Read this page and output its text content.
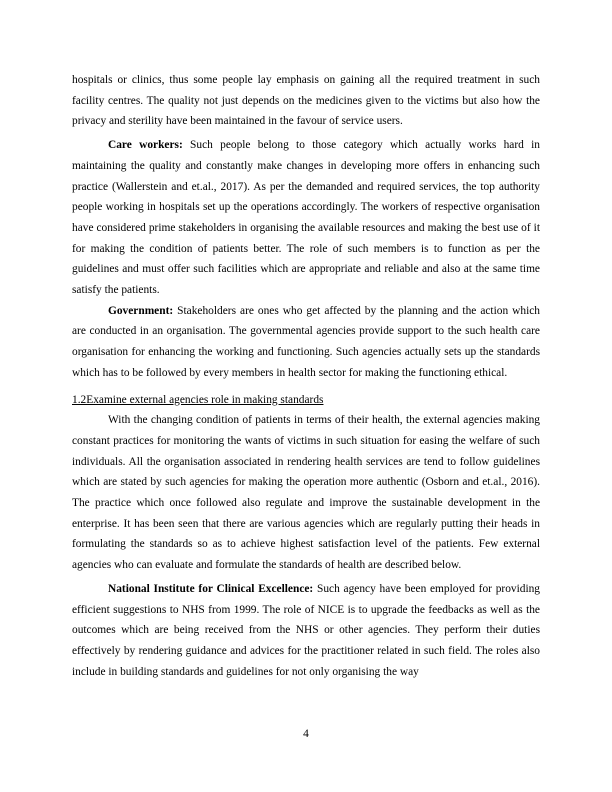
hospitals or clinics, thus some people lay emphasis on gaining all the required treatment in such facility centres. The quality not just depends on the medicines given to the victims but also how the privacy and sterility have been maintained in the favour of service users.

Care workers: Such people belong to those category which actually works hard in maintaining the quality and constantly make changes in developing more offers in enhancing such practice (Wallerstein and et.al., 2017). As per the demanded and required services, the top authority people working in hospitals set up the operations accordingly. The workers of respective organisation have considered prime stakeholders in organising the available resources and making the best use of it for making the condition of patients better. The role of such members is to function as per the guidelines and must offer such facilities which are appropriate and reliable and also at the same time satisfy the patients.

Government: Stakeholders are ones who get affected by the planning and the action which are conducted in an organisation. The governmental agencies provide support to the such health care organisation for enhancing the working and functioning. Such agencies actually sets up the standards which has to be followed by every members in health sector for making the functioning ethical.

1.2Examine external agencies role in making standards

With the changing condition of patients in terms of their health, the external agencies making constant practices for monitoring the wants of victims in such situation for easing the welfare of such individuals. All the organisation associated in rendering health services are tend to follow guidelines which are stated by such agencies for making the operation more authentic (Osborn and et.al., 2016). The practice which once followed also regulate and improve the sustainable development in the enterprise. It has been seen that there are various agencies which are regularly putting their heads in formulating the standards so as to achieve highest satisfaction level of the patients. Few external agencies who can evaluate and formulate the standards of health are described below.

National Institute for Clinical Excellence: Such agency have been employed for providing efficient suggestions to NHS from 1999. The role of NICE is to upgrade the feedbacks as well as the outcomes which are being received from the NHS or other agencies. They perform their duties effectively by rendering guidance and advices for the practitioner related in such field. The roles also include in building standards and guidelines for not only organising the way

4
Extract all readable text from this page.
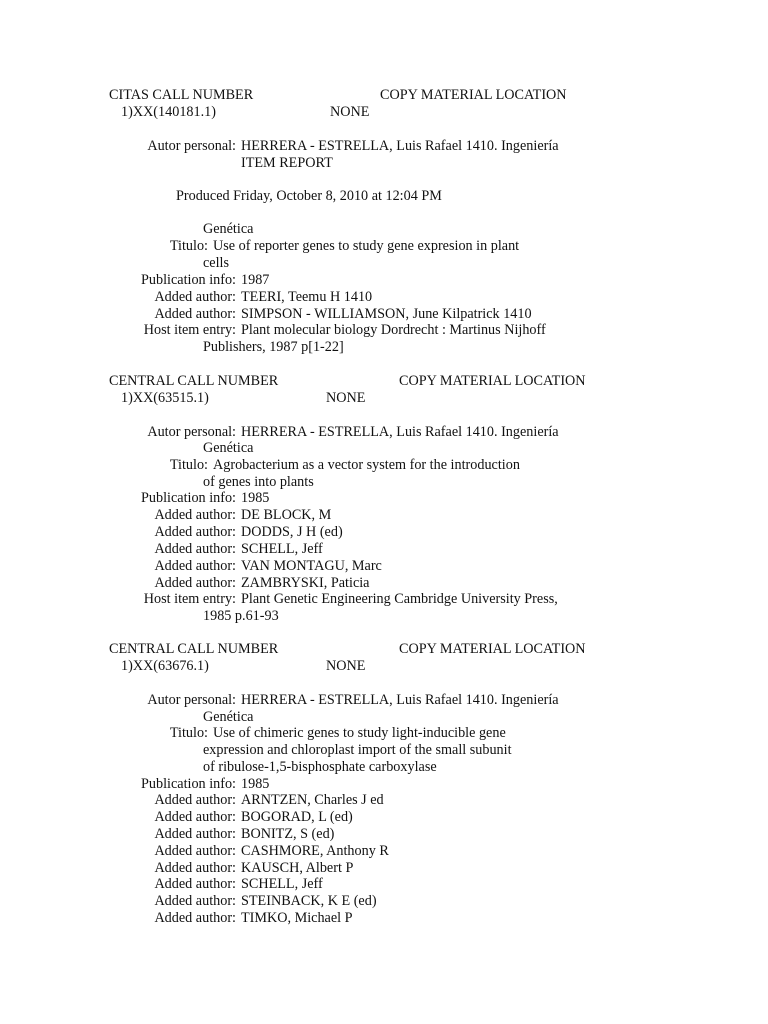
CITAS CALL NUMBER	COPY MATERIAL LOCATION
1)XX(140181.1)	NONE
Autor personal: HERRERA - ESTRELLA, Luis Rafael 1410. Ingeniería
ITEM REPORT
Produced Friday, October 8, 2010 at 12:04 PM
Genética
Titulo: Use of reporter genes to study gene expresion in plant
cells
Publication info: 1987
Added author: TEERI, Teemu H 1410
Added author: SIMPSON - WILLIAMSON, June Kilpatrick 1410
Host item entry: Plant molecular biology Dordrecht : Martinus Nijhoff
Publishers, 1987 p[1-22]
CENTRAL CALL NUMBER	COPY MATERIAL LOCATION
1)XX(63515.1)	NONE
Autor personal: HERRERA - ESTRELLA, Luis Rafael 1410. Ingeniería
Genética
Titulo: Agrobacterium as a vector system for the introduction
of genes into plants
Publication info: 1985
Added author: DE BLOCK, M
Added author: DODDS, J H (ed)
Added author: SCHELL, Jeff
Added author: VAN MONTAGU, Marc
Added author: ZAMBRYSKI, Paticia
Host item entry: Plant Genetic Engineering Cambridge University Press,
1985 p.61-93
CENTRAL CALL NUMBER	COPY MATERIAL LOCATION
1)XX(63676.1)	NONE
Autor personal: HERRERA - ESTRELLA, Luis Rafael 1410. Ingeniería
Genética
Titulo: Use of chimeric genes to study light-inducible gene
expression and chloroplast import of the small subunit
of ribulose-1,5-bisphosphate carboxylase
Publication info: 1985
Added author: ARNTZEN, Charles J ed
Added author: BOGORAD, L (ed)
Added author: BONITZ, S (ed)
Added author: CASHMORE, Anthony R
Added author: KAUSCH, Albert P
Added author: SCHELL, Jeff
Added author: STEINBACK, K E (ed)
Added author: TIMKO, Michael P
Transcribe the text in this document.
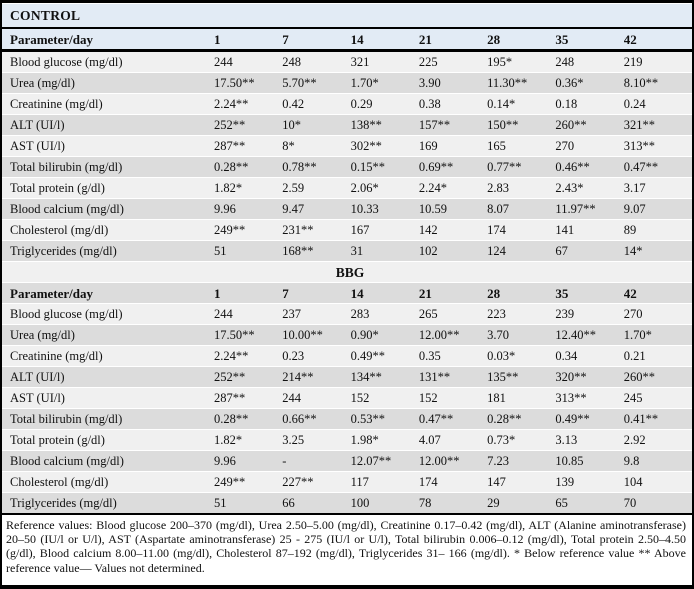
CONTROL							
Parameter/day	1	7	14	21	28	35	42
Blood glucose (mg/dl)	244	248	321	225	195*	248	219
Urea (mg/dl)	17.50**	5.70**	1.70*	3.90	11.30**	0.36*	8.10**
Creatinine (mg/dl)	2.24**	0.42	0.29	0.38	0.14*	0.18	0.24
ALT (UI/l)	252**	10*	138**	157**	150**	260**	321**
AST (UI/l)	287**	8*	302**	169	165	270	313**
Total bilirubin (mg/dl)	0.28**	0.78**	0.15**	0.69**	0.77**	0.46**	0.47**
Total protein (g/dl)	1.82*	2.59	2.06*	2.24*	2.83	2.43*	3.17
Blood calcium (mg/dl)	9.96	9.47	10.33	10.59	8.07	11.97**	9.07
Cholesterol (mg/dl)	249**	231**	167	142	174	141	89
Triglycerides (mg/dl)	51	168**	31	102	124	67	14*
BBG							
Parameter/day	1	7	14	21	28	35	42
Blood glucose (mg/dl)	244	237	283	265	223	239	270
Urea (mg/dl)	17.50**	10.00**	0.90*	12.00**	3.70	12.40**	1.70*
Creatinine (mg/dl)	2.24**	0.23	0.49**	0.35	0.03*	0.34	0.21
ALT (UI/l)	252**	214**	134**	131**	135**	320**	260**
AST (UI/l)	287**	244	152	152	181	313**	245
Total bilirubin (mg/dl)	0.28**	0.66**	0.53**	0.47**	0.28**	0.49**	0.41**
Total protein (g/dl)	1.82*	3.25	1.98*	4.07	0.73*	3.13	2.92
Blood calcium (mg/dl)	9.96	-	12.07**	12.00**	7.23	10.85	9.8
Cholesterol (mg/dl)	249**	227**	117	174	147	139	104
Triglycerides (mg/dl)	51	66	100	78	29	65	70
Reference values: Blood glucose 200–370 (mg/dl), Urea 2.50–5.00 (mg/dl), Creatinine 0.17–0.42 (mg/dl), ALT (Alanine aminotransferase) 20–50 (IU/l or U/l), AST (Aspartate aminotransferase) 25 - 275 (IU/l or U/l), Total bilirubin 0.006–0.12 (mg/dl), Total protein 2.50–4.50 (g/dl), Blood calcium 8.00–11.00 (mg/dl), Cholesterol 87–192 (mg/dl), Triglycerides 31– 166 (mg/dl). * Below reference value ** Above reference value— Values not determined.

-------------------------

> [ASSIGNMENT] Please say how many lines in the records above contain the word "study", and give only that number.

> [EXERCISE RESULT] 2